[Element data from apps and pages]
□ □ □

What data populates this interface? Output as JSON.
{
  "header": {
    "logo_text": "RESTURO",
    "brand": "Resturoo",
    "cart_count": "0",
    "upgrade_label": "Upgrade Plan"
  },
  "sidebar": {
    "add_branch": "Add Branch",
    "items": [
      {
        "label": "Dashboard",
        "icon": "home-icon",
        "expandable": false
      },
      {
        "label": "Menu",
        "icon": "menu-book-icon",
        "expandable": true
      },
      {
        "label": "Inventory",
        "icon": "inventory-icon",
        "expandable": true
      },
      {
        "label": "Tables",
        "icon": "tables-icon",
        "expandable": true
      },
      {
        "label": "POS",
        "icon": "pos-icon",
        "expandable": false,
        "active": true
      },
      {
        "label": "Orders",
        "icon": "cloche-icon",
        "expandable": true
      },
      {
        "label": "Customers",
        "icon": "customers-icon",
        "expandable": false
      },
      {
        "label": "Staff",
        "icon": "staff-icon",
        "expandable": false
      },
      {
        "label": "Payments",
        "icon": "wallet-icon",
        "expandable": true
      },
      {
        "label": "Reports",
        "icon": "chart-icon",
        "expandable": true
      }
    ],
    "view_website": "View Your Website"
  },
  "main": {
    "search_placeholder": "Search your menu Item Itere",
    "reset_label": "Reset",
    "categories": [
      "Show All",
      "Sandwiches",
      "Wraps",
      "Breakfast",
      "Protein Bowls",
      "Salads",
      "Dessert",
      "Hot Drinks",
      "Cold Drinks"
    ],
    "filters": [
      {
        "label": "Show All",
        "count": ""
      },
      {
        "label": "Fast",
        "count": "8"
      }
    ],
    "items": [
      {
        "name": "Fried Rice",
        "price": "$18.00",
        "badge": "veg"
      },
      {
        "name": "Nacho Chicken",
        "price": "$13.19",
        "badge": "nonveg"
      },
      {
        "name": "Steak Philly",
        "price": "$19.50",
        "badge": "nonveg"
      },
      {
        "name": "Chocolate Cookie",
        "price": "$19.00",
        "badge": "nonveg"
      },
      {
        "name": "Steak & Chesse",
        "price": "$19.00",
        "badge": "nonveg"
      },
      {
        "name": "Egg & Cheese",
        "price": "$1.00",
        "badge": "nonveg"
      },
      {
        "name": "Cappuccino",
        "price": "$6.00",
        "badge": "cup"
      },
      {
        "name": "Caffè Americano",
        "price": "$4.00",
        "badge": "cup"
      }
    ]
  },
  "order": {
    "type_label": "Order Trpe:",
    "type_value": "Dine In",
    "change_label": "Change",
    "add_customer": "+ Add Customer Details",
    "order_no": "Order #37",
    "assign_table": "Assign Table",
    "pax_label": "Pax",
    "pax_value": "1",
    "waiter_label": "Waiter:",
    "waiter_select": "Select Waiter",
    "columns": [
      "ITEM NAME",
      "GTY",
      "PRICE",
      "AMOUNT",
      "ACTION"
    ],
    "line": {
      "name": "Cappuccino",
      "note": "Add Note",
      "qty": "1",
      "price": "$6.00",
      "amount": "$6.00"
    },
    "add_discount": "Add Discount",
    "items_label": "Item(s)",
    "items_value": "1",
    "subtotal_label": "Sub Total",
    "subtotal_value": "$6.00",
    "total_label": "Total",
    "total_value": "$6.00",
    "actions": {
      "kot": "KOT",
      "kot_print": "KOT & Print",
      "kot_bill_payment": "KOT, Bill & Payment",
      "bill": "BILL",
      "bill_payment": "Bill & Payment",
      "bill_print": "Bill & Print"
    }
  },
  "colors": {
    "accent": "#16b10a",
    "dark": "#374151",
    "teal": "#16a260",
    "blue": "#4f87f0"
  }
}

□ □ □

Repeat all the data, every line exactly.

#### TASK RESULT
What data populates this interface? Output as JSON.
{
  "header": {
    "logo_text": "RESTURO",
    "brand": "Resturoo",
    "cart_count": "0",
    "upgrade_label": "Upgrade Plan"
  },
  "sidebar": {
    "add_branch": "Add Branch",
    "items": [
      {
        "label": "Dashboard",
        "icon": "home-icon",
        "expandable": false
      },
      {
        "label": "Menu",
        "icon": "menu-book-icon",
        "expandable": true
      },
      {
        "label": "Inventory",
        "icon": "inventory-icon",
        "expandable": true
      },
      {
        "label": "Tables",
        "icon": "tables-icon",
        "expandable": true
      },
      {
        "label": "POS",
        "icon": "pos-icon",
        "expandable": false,
        "active": true
      },
      {
        "label": "Orders",
        "icon": "cloche-icon",
        "expandable": true
      },
      {
        "label": "Customers",
        "icon": "customers-icon",
        "expandable": false
      },
      {
        "label": "Staff",
        "icon": "staff-icon",
        "expandable": false
      },
      {
        "label": "Payments",
        "icon": "wallet-icon",
        "expandable": true
      },
      {
        "label": "Reports",
        "icon": "chart-icon",
        "expandable": true
      }
    ],
    "view_website": "View Your Website"
  },
  "main": {
    "search_placeholder": "Search your menu Item Itere",
    "reset_label": "Reset",
    "categories": [
      "Show All",
      "Sandwiches",
      "Wraps",
      "Breakfast",
      "Protein Bowls",
      "Salads",
      "Dessert",
      "Hot Drinks",
      "Cold Drinks"
    ],
    "filters": [
      {
        "label": "Show All",
        "count": ""
      },
      {
        "label": "Fast",
        "count": "8"
      }
    ],
    "items": [
      {
        "name": "Fried Rice",
        "price": "$18.00",
        "badge": "veg"
      },
      {
        "name": "Nacho Chicken",
        "price": "$13.19",
        "badge": "nonveg"
      },
      {
        "name": "Steak Philly",
        "price": "$19.50",
        "badge": "nonveg"
      },
      {
        "name": "Chocolate Cookie",
        "price": "$19.00",
        "badge": "nonveg"
      },
      {
        "name": "Steak & Chesse",
        "price": "$19.00",
        "badge": "nonveg"
      },
      {
        "name": "Egg & Cheese",
        "price": "$1.00",
        "badge": "nonveg"
      },
      {
        "name": "Cappuccino",
        "price": "$6.00",
        "badge": "cup"
      },
      {
        "name": "Caffè Americano",
        "price": "$4.00",
        "badge": "cup"
      }
    ]
  },
  "order": {
    "type_label": "Order Trpe:",
    "type_value": "Dine In",
    "change_label": "Change",
    "add_customer": "+ Add Customer Details",
    "order_no": "Order #37",
    "assign_table": "Assign Table",
    "pax_label": "Pax",
    "pax_value": "1",
    "waiter_label": "Waiter:",
    "waiter_select": "Select Waiter",
    "columns": [
      "ITEM NAME",
      "GTY",
      "PRICE",
      "AMOUNT",
      "ACTION"
    ],
    "line": {
      "name": "Cappuccino",
      "note": "Add Note",
      "qty": "1",
      "price": "$6.00",
      "amount": "$6.00"
    },
    "add_discount": "Add Discount",
    "items_label": "Item(s)",
    "items_value": "1",
    "subtotal_label": "Sub Total",
    "subtotal_value": "$6.00",
    "total_label": "Total",
    "total_value": "$6.00",
    "actions": {
      "kot": "KOT",
      "kot_print": "KOT & Print",
      "kot_bill_payment": "KOT, Bill & Payment",
      "bill": "BILL",
      "bill_payment": "Bill & Payment",
      "bill_print": "Bill & Print"
    }
  },
  "colors": {
    "accent": "#16b10a",
    "dark": "#374151",
    "teal": "#16a260",
    "blue": "#4f87f0"
  }
}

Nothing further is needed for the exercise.